TASK INPUTS:
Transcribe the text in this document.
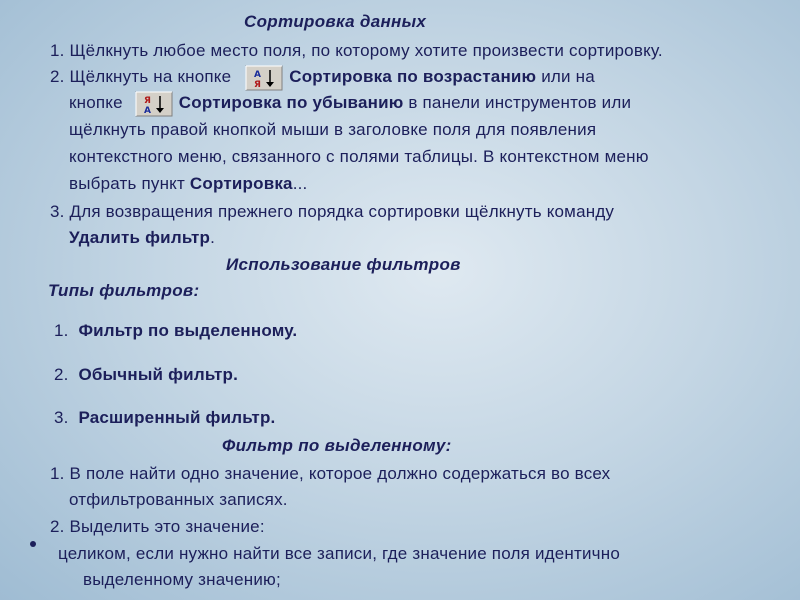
Сортировка данных
1. Щёлкнуть любое место поля, по которому хотите произвести сортировку.
2. Щёлкнуть на кнопке	A
Я Сортировка по возрастанию или на
кнопке Я
A Сортировка по убыванию в панели инструментов или
щёлкнуть правой кнопкой мыши в заголовке поля для появления
контекстного меню, связанного с полями таблицы. В контекстном меню
выбрать пункт Сортировка...
3. Для возвращения прежнего порядка сортировки щёлкнуть команду
Удалить фильтр.
Использование фильтров
Типы фильтров:
1. Фильтр по выделенному.
2. Обычный фильтр.
3. Расширенный фильтр.
Фильтр по выделенному:
1. В поле найти одно значение, которое должно содержаться во всех
отфильтрованных записях.
2. Выделить это значение:
целиком, если нужно найти все записи, где значение поля идентично
выделенному значению;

PROBLEM: Quote the entries above word for word. Leave the images out.

ANSWER TO THE TASK:
Transcribe the text in this document.
Сортировка данных
1. Щёлкнуть любое место поля, по которому хотите произвести сортировку.
2. Щёлкнуть на кнопке	A
Я Сортировка по возрастанию или на
кнопке Я
A Сортировка по убыванию в панели инструментов или
щёлкнуть правой кнопкой мыши в заголовке поля для появления
контекстного меню, связанного с полями таблицы. В контекстном меню
выбрать пункт Сортировка...
3. Для возвращения прежнего порядка сортировки щёлкнуть команду
Удалить фильтр.
Использование фильтров
Типы фильтров:
1. Фильтр по выделенному.
2. Обычный фильтр.
3. Расширенный фильтр.
Фильтр по выделенному:
1. В поле найти одно значение, которое должно содержаться во всех
отфильтрованных записях.
2. Выделить это значение:
целиком, если нужно найти все записи, где значение поля идентично
выделенному значению;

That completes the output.